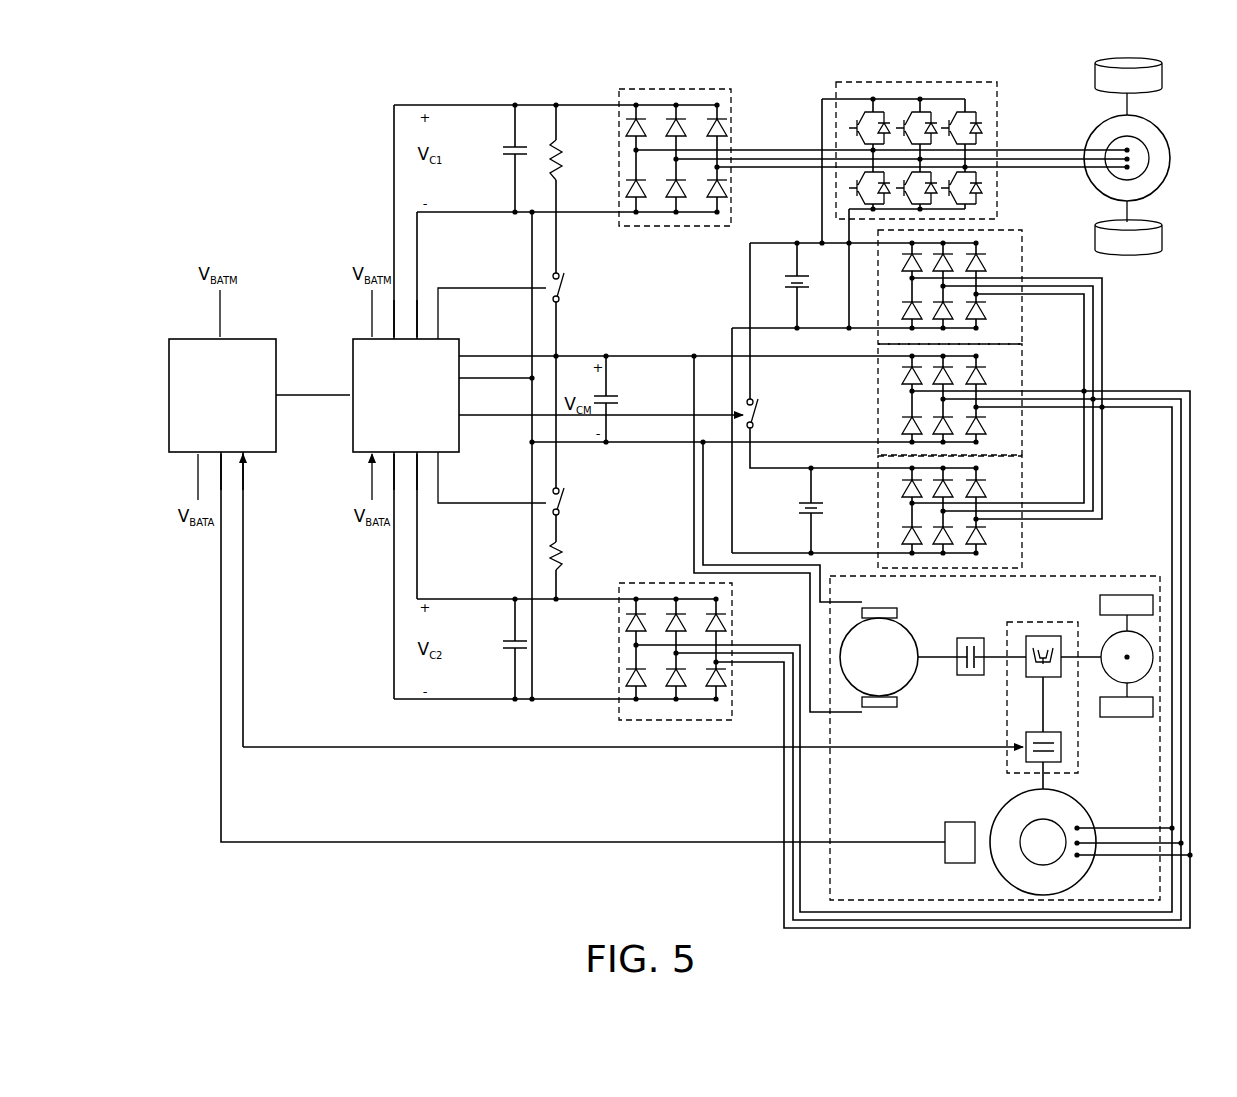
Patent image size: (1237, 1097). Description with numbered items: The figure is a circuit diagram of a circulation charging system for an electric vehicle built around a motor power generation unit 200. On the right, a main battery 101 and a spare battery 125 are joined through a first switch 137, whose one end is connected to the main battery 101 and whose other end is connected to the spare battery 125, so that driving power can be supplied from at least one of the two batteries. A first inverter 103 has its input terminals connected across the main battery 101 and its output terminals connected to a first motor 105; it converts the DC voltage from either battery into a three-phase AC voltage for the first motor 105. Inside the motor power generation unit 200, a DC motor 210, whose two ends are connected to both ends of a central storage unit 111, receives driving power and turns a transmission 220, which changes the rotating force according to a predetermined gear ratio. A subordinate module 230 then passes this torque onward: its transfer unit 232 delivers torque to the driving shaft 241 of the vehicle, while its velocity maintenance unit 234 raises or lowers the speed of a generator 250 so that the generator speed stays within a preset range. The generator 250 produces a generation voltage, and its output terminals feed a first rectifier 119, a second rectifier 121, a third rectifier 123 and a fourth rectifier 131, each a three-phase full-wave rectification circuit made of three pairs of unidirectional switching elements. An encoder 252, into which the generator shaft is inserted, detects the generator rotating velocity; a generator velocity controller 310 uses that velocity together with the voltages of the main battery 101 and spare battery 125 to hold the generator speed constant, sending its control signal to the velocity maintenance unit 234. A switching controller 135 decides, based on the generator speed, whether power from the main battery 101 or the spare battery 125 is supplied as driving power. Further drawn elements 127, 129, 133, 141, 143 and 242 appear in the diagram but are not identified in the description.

The main battery 101 is at (785, 282).
The first inverter 103 is at (954, 84).
The first motor 105 is at (1172, 160).
The central storage unit 111 is at (617, 392).
The first rectifier 119 is at (1024, 262).
The second rectifier 121 is at (1024, 378).
The third rectifier 123 is at (1024, 488).
The spare battery 125 is at (800, 508).
The fourth rectifier 127 is at (688, 90).
The first capacitor 129 is at (527, 143).
The fourth rectifier 131 is at (734, 617).
The second capacitor 133 is at (512, 655).
The switching controller 135 is at (352, 372).
The first switch 137 is at (760, 412).
The first switch 141 is at (566, 289).
The second switch 143 is at (566, 500).
The motor power generation unit 200 is at (978, 903).
The DC motor 210 is at (912, 690).
The transmission 220 is at (968, 636).
The subordinate module 230 is at (1080, 770).
The transfer unit 232 is at (1043, 634).
The velocity maintenance unit 234 is at (1022, 770).
The driving shaft 241 is at (1153, 652).
The wheel 242 is at (1127, 594).
The generator 250 is at (1096, 868).
The encoder 252 is at (945, 860).
The generator velocity controller 310 is at (278, 452).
——————————
TASK GOAL —
Please repeat the text of the items above, changing every "circulation charging system" to "recirculating charging system" and keeping everything else the same. Leave out the pictures.

RESULT FOR THIS TASK —
Patent image size: (1237, 1097). Description with numbered items: The figure is a circuit diagram of a recirculating charging system for an electric vehicle built around a motor power generation unit 200. On the right, a main battery 101 and a spare battery 125 are joined through a first switch 137, whose one end is connected to the main battery 101 and whose other end is connected to the spare battery 125, so that driving power can be supplied from at least one of the two batteries. A first inverter 103 has its input terminals connected across the main battery 101 and its output terminals connected to a first motor 105; it converts the DC voltage from either battery into a three-phase AC voltage for the first motor 105. Inside the motor power generation unit 200, a DC motor 210, whose two ends are connected to both ends of a central storage unit 111, receives driving power and turns a transmission 220, which changes the rotating force according to a predetermined gear ratio. A subordinate module 230 then passes this torque onward: its transfer unit 232 delivers torque to the driving shaft 241 of the vehicle, while its velocity maintenance unit 234 raises or lowers the speed of a generator 250 so that the generator speed stays within a preset range. The generator 250 produces a generation voltage, and its output terminals feed a first rectifier 119, a second rectifier 121, a third rectifier 123 and a fourth rectifier 131, each a three-phase full-wave rectification circuit made of three pairs of unidirectional switching elements. An encoder 252, into which the generator shaft is inserted, detects the generator rotating velocity; a generator velocity controller 310 uses that velocity together with the voltages of the main battery 101 and spare battery 125 to hold the generator speed constant, sending its control signal to the velocity maintenance unit 234. A switching controller 135 decides, based on the generator speed, whether power from the main battery 101 or the spare battery 125 is supplied as driving power. Further drawn elements 127, 129, 133, 141, 143 and 242 appear in the diagram but are not identified in the description.

The main battery 101 is at (785, 282).
The first inverter 103 is at (954, 84).
The first motor 105 is at (1172, 160).
The central storage unit 111 is at (617, 392).
The first rectifier 119 is at (1024, 262).
The second rectifier 121 is at (1024, 378).
The third rectifier 123 is at (1024, 488).
The spare battery 125 is at (800, 508).
The fourth rectifier 127 is at (688, 90).
The first capacitor 129 is at (527, 143).
The fourth rectifier 131 is at (734, 617).
The second capacitor 133 is at (512, 655).
The switching controller 135 is at (352, 372).
The first switch 137 is at (760, 412).
The first switch 141 is at (566, 289).
The second switch 143 is at (566, 500).
The motor power generation unit 200 is at (978, 903).
The DC motor 210 is at (912, 690).
The transmission 220 is at (968, 636).
The subordinate module 230 is at (1080, 770).
The transfer unit 232 is at (1043, 634).
The velocity maintenance unit 234 is at (1022, 770).
The driving shaft 241 is at (1153, 652).
The wheel 242 is at (1127, 594).
The generator 250 is at (1096, 868).
The encoder 252 is at (945, 860).
The generator velocity controller 310 is at (278, 452).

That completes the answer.